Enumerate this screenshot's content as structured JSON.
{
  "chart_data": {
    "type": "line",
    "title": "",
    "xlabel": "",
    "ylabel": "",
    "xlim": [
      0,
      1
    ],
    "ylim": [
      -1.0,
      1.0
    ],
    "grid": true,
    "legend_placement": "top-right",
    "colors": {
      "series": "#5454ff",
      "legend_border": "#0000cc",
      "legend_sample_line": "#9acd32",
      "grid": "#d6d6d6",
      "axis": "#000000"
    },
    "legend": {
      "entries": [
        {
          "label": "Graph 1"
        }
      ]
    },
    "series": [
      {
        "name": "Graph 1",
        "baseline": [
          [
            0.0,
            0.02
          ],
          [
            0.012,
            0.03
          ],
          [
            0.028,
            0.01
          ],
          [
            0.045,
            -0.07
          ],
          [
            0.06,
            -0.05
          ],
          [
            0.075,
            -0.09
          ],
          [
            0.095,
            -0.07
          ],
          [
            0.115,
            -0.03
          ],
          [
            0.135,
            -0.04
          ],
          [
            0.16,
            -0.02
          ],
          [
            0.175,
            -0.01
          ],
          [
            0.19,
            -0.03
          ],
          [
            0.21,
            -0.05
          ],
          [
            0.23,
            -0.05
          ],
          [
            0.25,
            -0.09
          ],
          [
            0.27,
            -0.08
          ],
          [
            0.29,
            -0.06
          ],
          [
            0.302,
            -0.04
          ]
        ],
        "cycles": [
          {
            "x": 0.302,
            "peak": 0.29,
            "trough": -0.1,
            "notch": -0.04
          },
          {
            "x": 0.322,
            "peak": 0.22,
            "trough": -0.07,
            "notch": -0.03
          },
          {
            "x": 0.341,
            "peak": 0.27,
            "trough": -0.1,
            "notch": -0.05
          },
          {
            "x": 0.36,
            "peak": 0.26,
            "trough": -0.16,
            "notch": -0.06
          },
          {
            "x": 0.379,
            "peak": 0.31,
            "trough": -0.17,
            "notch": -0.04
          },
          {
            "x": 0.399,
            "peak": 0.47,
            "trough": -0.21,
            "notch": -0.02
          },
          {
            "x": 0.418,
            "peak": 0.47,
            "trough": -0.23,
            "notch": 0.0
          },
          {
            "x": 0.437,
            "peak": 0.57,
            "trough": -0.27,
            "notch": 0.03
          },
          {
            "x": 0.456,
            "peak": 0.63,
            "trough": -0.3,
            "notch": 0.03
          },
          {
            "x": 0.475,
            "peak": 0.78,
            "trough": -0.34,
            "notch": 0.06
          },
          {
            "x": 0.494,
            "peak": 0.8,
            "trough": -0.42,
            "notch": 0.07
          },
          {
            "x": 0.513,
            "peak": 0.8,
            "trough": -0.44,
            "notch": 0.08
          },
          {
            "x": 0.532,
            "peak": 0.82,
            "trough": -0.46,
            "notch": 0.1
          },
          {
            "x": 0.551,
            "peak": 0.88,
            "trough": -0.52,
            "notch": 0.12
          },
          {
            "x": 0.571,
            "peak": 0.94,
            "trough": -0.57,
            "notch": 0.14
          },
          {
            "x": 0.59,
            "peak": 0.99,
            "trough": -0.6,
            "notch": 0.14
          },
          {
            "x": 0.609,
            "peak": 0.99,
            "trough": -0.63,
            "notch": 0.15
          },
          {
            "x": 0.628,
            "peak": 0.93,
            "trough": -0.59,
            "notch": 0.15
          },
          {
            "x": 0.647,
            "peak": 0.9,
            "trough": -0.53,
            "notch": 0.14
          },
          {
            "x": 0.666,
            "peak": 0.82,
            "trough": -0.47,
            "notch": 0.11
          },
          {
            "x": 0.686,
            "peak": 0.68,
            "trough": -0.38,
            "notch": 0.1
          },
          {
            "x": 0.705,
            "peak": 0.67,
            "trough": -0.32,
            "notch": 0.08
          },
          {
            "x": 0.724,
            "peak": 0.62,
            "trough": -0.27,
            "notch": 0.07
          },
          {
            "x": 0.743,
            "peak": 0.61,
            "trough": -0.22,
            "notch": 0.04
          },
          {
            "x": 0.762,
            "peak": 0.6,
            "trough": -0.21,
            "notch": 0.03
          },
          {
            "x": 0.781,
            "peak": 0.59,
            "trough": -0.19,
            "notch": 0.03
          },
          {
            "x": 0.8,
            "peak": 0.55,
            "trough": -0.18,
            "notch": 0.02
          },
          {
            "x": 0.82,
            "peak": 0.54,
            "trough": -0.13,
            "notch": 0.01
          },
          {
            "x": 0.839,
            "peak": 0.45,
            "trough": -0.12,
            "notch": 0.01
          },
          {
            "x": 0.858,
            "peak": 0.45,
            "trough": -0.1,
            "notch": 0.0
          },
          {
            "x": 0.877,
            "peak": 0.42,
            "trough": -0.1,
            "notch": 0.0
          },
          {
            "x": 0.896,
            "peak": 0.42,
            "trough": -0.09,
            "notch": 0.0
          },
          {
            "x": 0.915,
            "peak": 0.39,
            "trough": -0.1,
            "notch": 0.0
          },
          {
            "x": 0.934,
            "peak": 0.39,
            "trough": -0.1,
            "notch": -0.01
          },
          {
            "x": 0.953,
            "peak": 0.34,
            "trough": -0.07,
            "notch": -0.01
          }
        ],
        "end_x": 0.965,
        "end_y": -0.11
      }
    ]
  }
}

★ ★ ★

Output all of the material exactly as written.

» **Output for this task**
Enumerate this screenshot's content as structured JSON.
{
  "chart_data": {
    "type": "line",
    "title": "",
    "xlabel": "",
    "ylabel": "",
    "xlim": [
      0,
      1
    ],
    "ylim": [
      -1.0,
      1.0
    ],
    "grid": true,
    "legend_placement": "top-right",
    "colors": {
      "series": "#5454ff",
      "legend_border": "#0000cc",
      "legend_sample_line": "#9acd32",
      "grid": "#d6d6d6",
      "axis": "#000000"
    },
    "legend": {
      "entries": [
        {
          "label": "Graph 1"
        }
      ]
    },
    "series": [
      {
        "name": "Graph 1",
        "baseline": [
          [
            0.0,
            0.02
          ],
          [
            0.012,
            0.03
          ],
          [
            0.028,
            0.01
          ],
          [
            0.045,
            -0.07
          ],
          [
            0.06,
            -0.05
          ],
          [
            0.075,
            -0.09
          ],
          [
            0.095,
            -0.07
          ],
          [
            0.115,
            -0.03
          ],
          [
            0.135,
            -0.04
          ],
          [
            0.16,
            -0.02
          ],
          [
            0.175,
            -0.01
          ],
          [
            0.19,
            -0.03
          ],
          [
            0.21,
            -0.05
          ],
          [
            0.23,
            -0.05
          ],
          [
            0.25,
            -0.09
          ],
          [
            0.27,
            -0.08
          ],
          [
            0.29,
            -0.06
          ],
          [
            0.302,
            -0.04
          ]
        ],
        "cycles": [
          {
            "x": 0.302,
            "peak": 0.29,
            "trough": -0.1,
            "notch": -0.04
          },
          {
            "x": 0.322,
            "peak": 0.22,
            "trough": -0.07,
            "notch": -0.03
          },
          {
            "x": 0.341,
            "peak": 0.27,
            "trough": -0.1,
            "notch": -0.05
          },
          {
            "x": 0.36,
            "peak": 0.26,
            "trough": -0.16,
            "notch": -0.06
          },
          {
            "x": 0.379,
            "peak": 0.31,
            "trough": -0.17,
            "notch": -0.04
          },
          {
            "x": 0.399,
            "peak": 0.47,
            "trough": -0.21,
            "notch": -0.02
          },
          {
            "x": 0.418,
            "peak": 0.47,
            "trough": -0.23,
            "notch": 0.0
          },
          {
            "x": 0.437,
            "peak": 0.57,
            "trough": -0.27,
            "notch": 0.03
          },
          {
            "x": 0.456,
            "peak": 0.63,
            "trough": -0.3,
            "notch": 0.03
          },
          {
            "x": 0.475,
            "peak": 0.78,
            "trough": -0.34,
            "notch": 0.06
          },
          {
            "x": 0.494,
            "peak": 0.8,
            "trough": -0.42,
            "notch": 0.07
          },
          {
            "x": 0.513,
            "peak": 0.8,
            "trough": -0.44,
            "notch": 0.08
          },
          {
            "x": 0.532,
            "peak": 0.82,
            "trough": -0.46,
            "notch": 0.1
          },
          {
            "x": 0.551,
            "peak": 0.88,
            "trough": -0.52,
            "notch": 0.12
          },
          {
            "x": 0.571,
            "peak": 0.94,
            "trough": -0.57,
            "notch": 0.14
          },
          {
            "x": 0.59,
            "peak": 0.99,
            "trough": -0.6,
            "notch": 0.14
          },
          {
            "x": 0.609,
            "peak": 0.99,
            "trough": -0.63,
            "notch": 0.15
          },
          {
            "x": 0.628,
            "peak": 0.93,
            "trough": -0.59,
            "notch": 0.15
          },
          {
            "x": 0.647,
            "peak": 0.9,
            "trough": -0.53,
            "notch": 0.14
          },
          {
            "x": 0.666,
            "peak": 0.82,
            "trough": -0.47,
            "notch": 0.11
          },
          {
            "x": 0.686,
            "peak": 0.68,
            "trough": -0.38,
            "notch": 0.1
          },
          {
            "x": 0.705,
            "peak": 0.67,
            "trough": -0.32,
            "notch": 0.08
          },
          {
            "x": 0.724,
            "peak": 0.62,
            "trough": -0.27,
            "notch": 0.07
          },
          {
            "x": 0.743,
            "peak": 0.61,
            "trough": -0.22,
            "notch": 0.04
          },
          {
            "x": 0.762,
            "peak": 0.6,
            "trough": -0.21,
            "notch": 0.03
          },
          {
            "x": 0.781,
            "peak": 0.59,
            "trough": -0.19,
            "notch": 0.03
          },
          {
            "x": 0.8,
            "peak": 0.55,
            "trough": -0.18,
            "notch": 0.02
          },
          {
            "x": 0.82,
            "peak": 0.54,
            "trough": -0.13,
            "notch": 0.01
          },
          {
            "x": 0.839,
            "peak": 0.45,
            "trough": -0.12,
            "notch": 0.01
          },
          {
            "x": 0.858,
            "peak": 0.45,
            "trough": -0.1,
            "notch": 0.0
          },
          {
            "x": 0.877,
            "peak": 0.42,
            "trough": -0.1,
            "notch": 0.0
          },
          {
            "x": 0.896,
            "peak": 0.42,
            "trough": -0.09,
            "notch": 0.0
          },
          {
            "x": 0.915,
            "peak": 0.39,
            "trough": -0.1,
            "notch": 0.0
          },
          {
            "x": 0.934,
            "peak": 0.39,
            "trough": -0.1,
            "notch": -0.01
          },
          {
            "x": 0.953,
            "peak": 0.34,
            "trough": -0.07,
            "notch": -0.01
          }
        ],
        "end_x": 0.965,
        "end_y": -0.11
      }
    ]
  }
}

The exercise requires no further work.